Collected data entries>
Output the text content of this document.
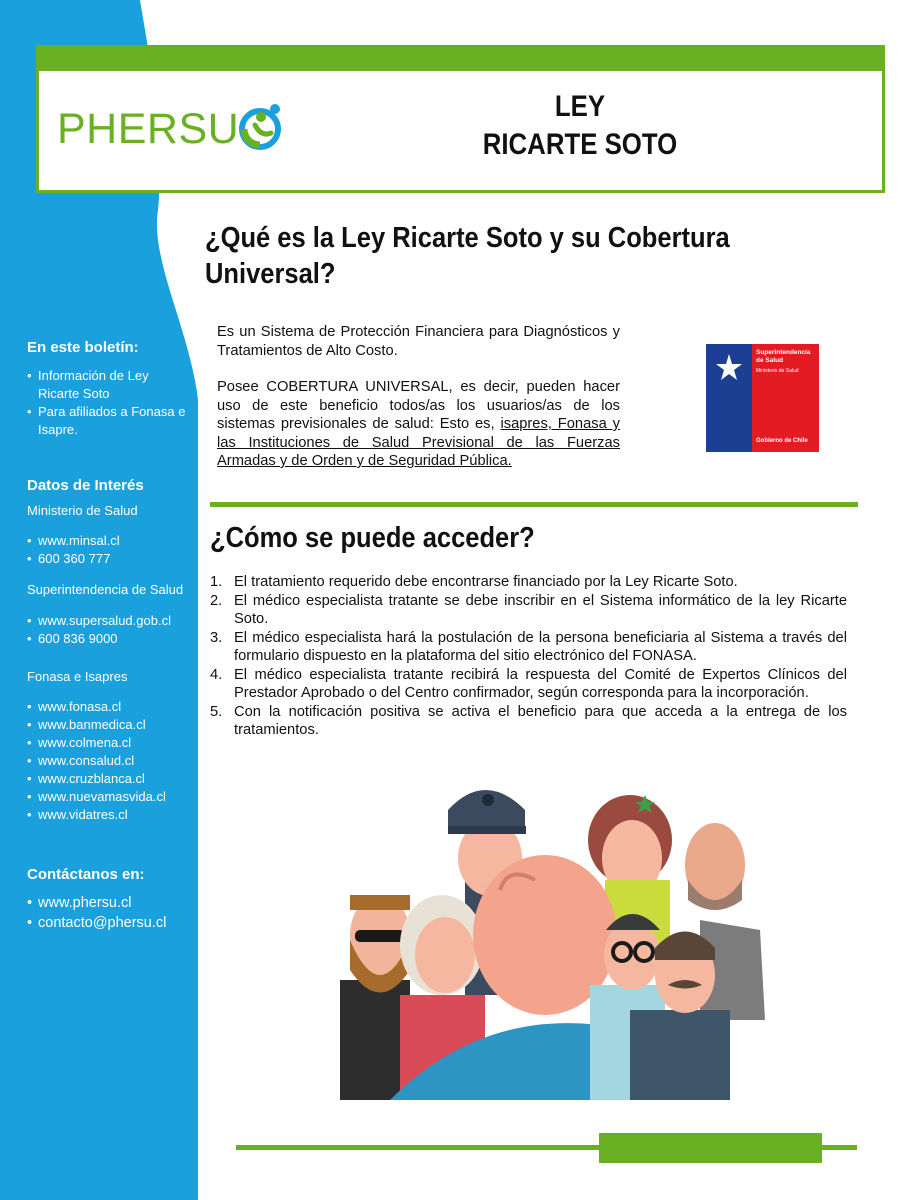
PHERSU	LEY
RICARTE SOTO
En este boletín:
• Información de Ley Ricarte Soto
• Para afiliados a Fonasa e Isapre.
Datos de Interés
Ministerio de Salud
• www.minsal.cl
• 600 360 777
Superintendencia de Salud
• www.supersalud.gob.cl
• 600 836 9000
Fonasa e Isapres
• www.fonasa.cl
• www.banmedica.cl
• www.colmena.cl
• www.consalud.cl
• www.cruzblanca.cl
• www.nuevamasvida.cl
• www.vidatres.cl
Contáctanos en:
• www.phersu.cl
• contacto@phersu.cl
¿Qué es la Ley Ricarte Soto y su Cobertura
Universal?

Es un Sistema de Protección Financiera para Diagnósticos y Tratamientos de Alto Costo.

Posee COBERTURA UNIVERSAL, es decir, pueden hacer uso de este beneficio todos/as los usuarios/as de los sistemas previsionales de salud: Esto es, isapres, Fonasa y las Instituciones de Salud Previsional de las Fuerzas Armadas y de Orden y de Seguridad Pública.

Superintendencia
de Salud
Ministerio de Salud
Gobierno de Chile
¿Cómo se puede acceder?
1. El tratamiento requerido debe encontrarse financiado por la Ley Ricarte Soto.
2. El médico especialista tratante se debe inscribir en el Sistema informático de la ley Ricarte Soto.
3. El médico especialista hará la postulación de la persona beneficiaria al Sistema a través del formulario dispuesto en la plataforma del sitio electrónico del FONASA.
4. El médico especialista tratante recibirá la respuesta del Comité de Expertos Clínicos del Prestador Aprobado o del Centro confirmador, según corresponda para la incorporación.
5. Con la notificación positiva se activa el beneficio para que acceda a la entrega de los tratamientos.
==
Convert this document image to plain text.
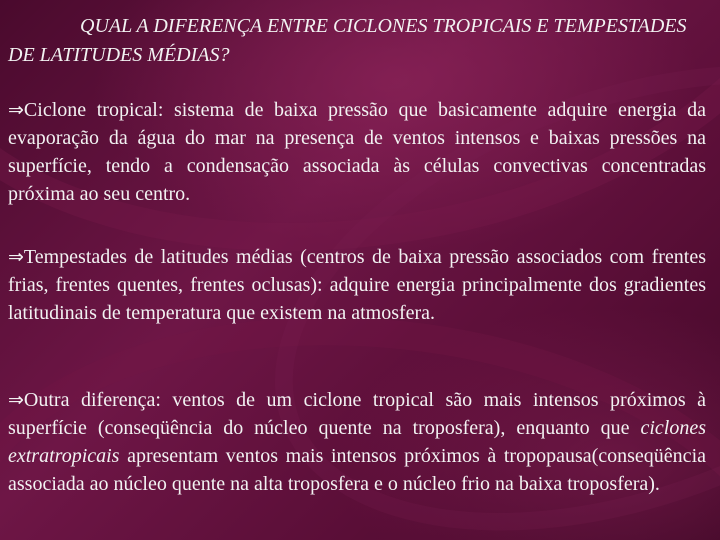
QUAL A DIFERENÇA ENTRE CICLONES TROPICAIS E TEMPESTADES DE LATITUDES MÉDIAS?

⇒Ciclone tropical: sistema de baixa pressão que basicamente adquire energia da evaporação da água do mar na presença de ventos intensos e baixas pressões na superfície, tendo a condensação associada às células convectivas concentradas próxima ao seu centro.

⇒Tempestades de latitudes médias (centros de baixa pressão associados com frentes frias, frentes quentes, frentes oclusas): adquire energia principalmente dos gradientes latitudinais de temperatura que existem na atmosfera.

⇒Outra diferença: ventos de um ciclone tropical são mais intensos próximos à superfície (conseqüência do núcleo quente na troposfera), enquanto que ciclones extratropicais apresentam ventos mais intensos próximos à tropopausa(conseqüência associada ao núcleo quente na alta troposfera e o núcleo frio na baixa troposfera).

What you will do>
Using the listing above, pull out all lines that hold the word "ventos".

Expected output>
⇒Ciclone tropical: sistema de baixa pressão que basicamente adquire energia da evaporação da água do mar na presença de ventos intensos e baixas pressões na superfície, tendo a condensação associada às células convectivas concentradas próxima ao seu centro.
⇒Outra diferença: ventos de um ciclone tropical são mais intensos próximos à superfície (conseqüência do núcleo quente na troposfera), enquanto que ciclones extratropicais apresentam ventos mais intensos próximos à tropopausa(conseqüência associada ao núcleo quente na alta troposfera e o núcleo frio na baixa troposfera).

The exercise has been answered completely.